» **Task brief**:
Below are records. Copy every line with "커뮤니티" in it.

[START Task material]

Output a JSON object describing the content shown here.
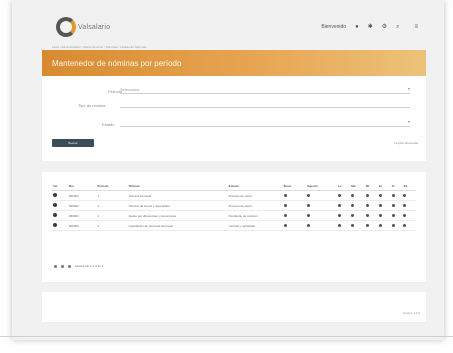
{
  "app": {
    "logo_text": "Valsalario"
  },
  "topbar": {
    "user_label": "Bienvenido",
    "icons": [
      "bell-icon",
      "star-icon",
      "wrench-icon",
      "search-icon",
      "menu-icon"
    ]
  },
  "breadcrumb": "Inicio  /  Administración  /  Mantenimiento  /  Nóminas  /  Listado de Nóminas",
  "page_title": "Mantenedor de nóminas por período",
  "filters": {
    "period_label": "Período",
    "period_value": "Seleccione",
    "nomination_label": "Tipo de nómina",
    "nomination_value": "",
    "status_label": "Estado",
    "status_value": "",
    "search_button": "Buscar",
    "clear_link": "Limpiar búsqueda"
  },
  "table": {
    "headers": [
      "Ver",
      "Nro",
      "Período",
      "Nómina",
      "Estado",
      "Ítems",
      "Importe",
      "Lu",
      "Ma",
      "Mi",
      "Ju",
      "Vi",
      "Sá"
    ],
    "rows": [
      {
        "nro": "000001",
        "periodo": "1",
        "nomina": "Nómina mensual",
        "estado": "Proceso de cierre"
      },
      {
        "nro": "000002",
        "periodo": "1",
        "nomina": "Nómina de bonos y aguinaldos",
        "estado": "Proceso de cierre"
      },
      {
        "nro": "000003",
        "periodo": "1",
        "nomina": "Ajuste por diferencias y retenciones",
        "estado": "Pendiente de revisión"
      },
      {
        "nro": "000004",
        "periodo": "1",
        "nomina": "Liquidación de personal temporal",
        "estado": "Cerrado y aprobado"
      }
    ],
    "footnote": "",
    "pager_label": "Mostrando 1 a 4 de 4"
  },
  "footer": {
    "text": "Versión 1.0.0"
  }
}
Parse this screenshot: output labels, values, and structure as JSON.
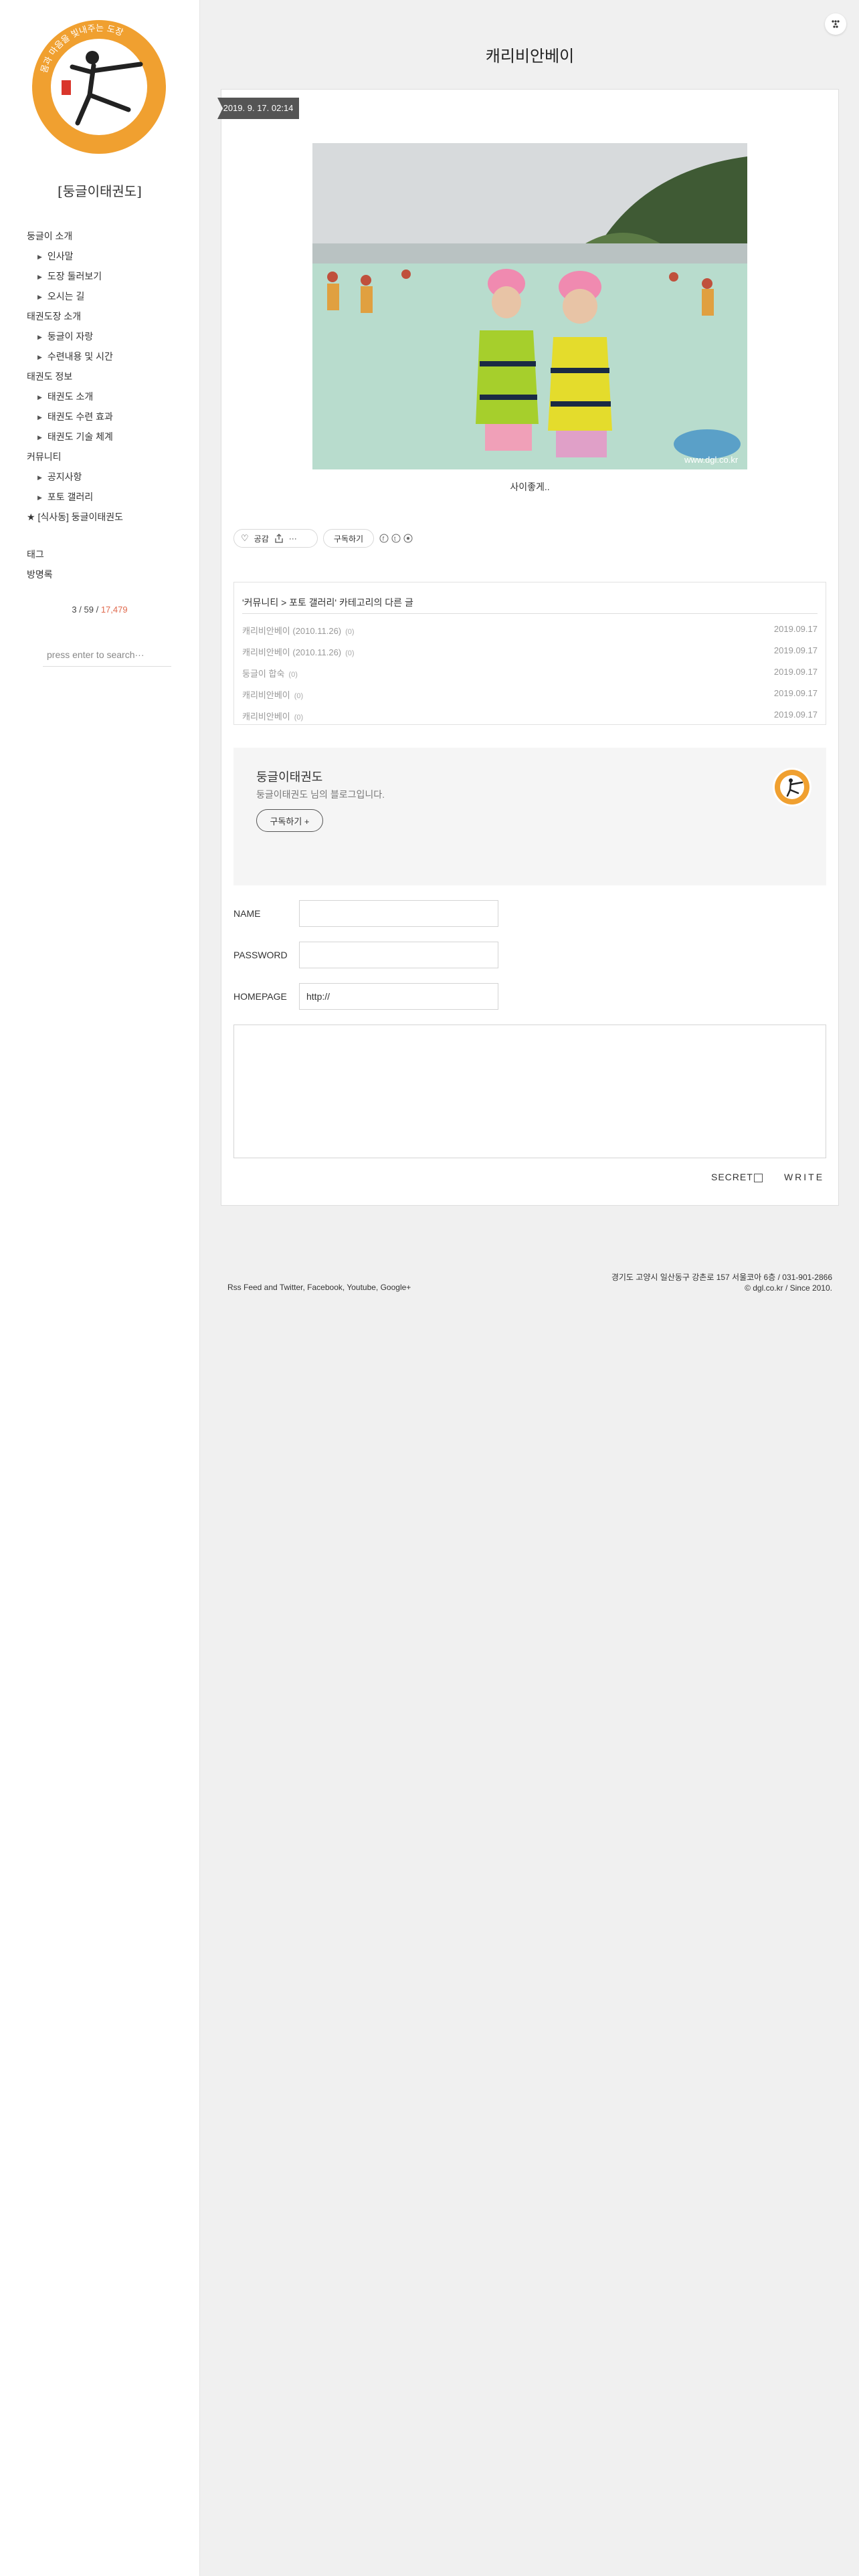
{
  "sidebar": {
    "logo_text": "몸과 마음을 빛내주는 도장",
    "blog_title": "[둥글이태권도]",
    "nav": [
      {
        "label": "둥글이 소개",
        "sub": false
      },
      {
        "label": "인사말",
        "sub": true
      },
      {
        "label": "도장 둘러보기",
        "sub": true
      },
      {
        "label": "오시는 길",
        "sub": true
      },
      {
        "label": "태권도장 소개",
        "sub": false
      },
      {
        "label": "둥글이 자랑",
        "sub": true
      },
      {
        "label": "수련내용 및 시간",
        "sub": true
      },
      {
        "label": "태권도 정보",
        "sub": false
      },
      {
        "label": "태권도 소개",
        "sub": true
      },
      {
        "label": "태권도 수련 효과",
        "sub": true
      },
      {
        "label": "태권도 기술 체계",
        "sub": true
      },
      {
        "label": "커뮤니티",
        "sub": false
      },
      {
        "label": "공지사항",
        "sub": true
      },
      {
        "label": "포토 갤러리",
        "sub": true
      },
      {
        "label": "★ [식사동] 둥글이태권도",
        "sub": false
      }
    ],
    "extra_links": [
      "태그",
      "방명록"
    ],
    "visitors": {
      "today": "3",
      "yesterday": "59",
      "total": "17,479"
    },
    "search_placeholder": "press enter to search···"
  },
  "post": {
    "title": "캐리비안베이",
    "date": "2019. 9. 17. 02:14",
    "image_watermark": "www.dgl.co.kr",
    "caption": "사이좋게..",
    "like_label": "공감",
    "more_label": "···",
    "subscribe_small_label": "구독하기"
  },
  "related": {
    "heading": "'커뮤니티 > 포토 갤러리' 카테고리의 다른 글",
    "items": [
      {
        "title": "캐리비안베이 (2010.11.26)",
        "count": "(0)",
        "date": "2019.09.17"
      },
      {
        "title": "캐리비안베이 (2010.11.26)",
        "count": "(0)",
        "date": "2019.09.17"
      },
      {
        "title": "둥글이 합숙",
        "count": "(0)",
        "date": "2019.09.17"
      },
      {
        "title": "캐리비안베이",
        "count": "(0)",
        "date": "2019.09.17"
      },
      {
        "title": "캐리비안베이",
        "count": "(0)",
        "date": "2019.09.17"
      }
    ]
  },
  "subscribe": {
    "name": "둥글이태권도",
    "desc": "둥글이태권도 님의 블로그입니다.",
    "button": "구독하기 +"
  },
  "comment_form": {
    "name_label": "NAME",
    "password_label": "PASSWORD",
    "homepage_label": "HOMEPAGE",
    "homepage_value": "http://",
    "secret_label": "SECRET",
    "write_label": "WRITE"
  },
  "footer": {
    "left": "Rss Feed and Twitter, Facebook, Youtube, Google+",
    "address": "경기도 고양시 일산동구 강촌로 157 서울코아 6층 / 031-901-2866",
    "copyright": "© dgl.co.kr / Since 2010."
  },
  "colors": {
    "accent_orange": "#f0a030",
    "visitor_total": "#e06a4e",
    "date_tag": "#555555"
  }
}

[END Task material]

» **Expected answer**:
        "label": "커뮤니티",
    "heading": "'커뮤니티 > 포토 갤러리' 카테고리의 다른 글",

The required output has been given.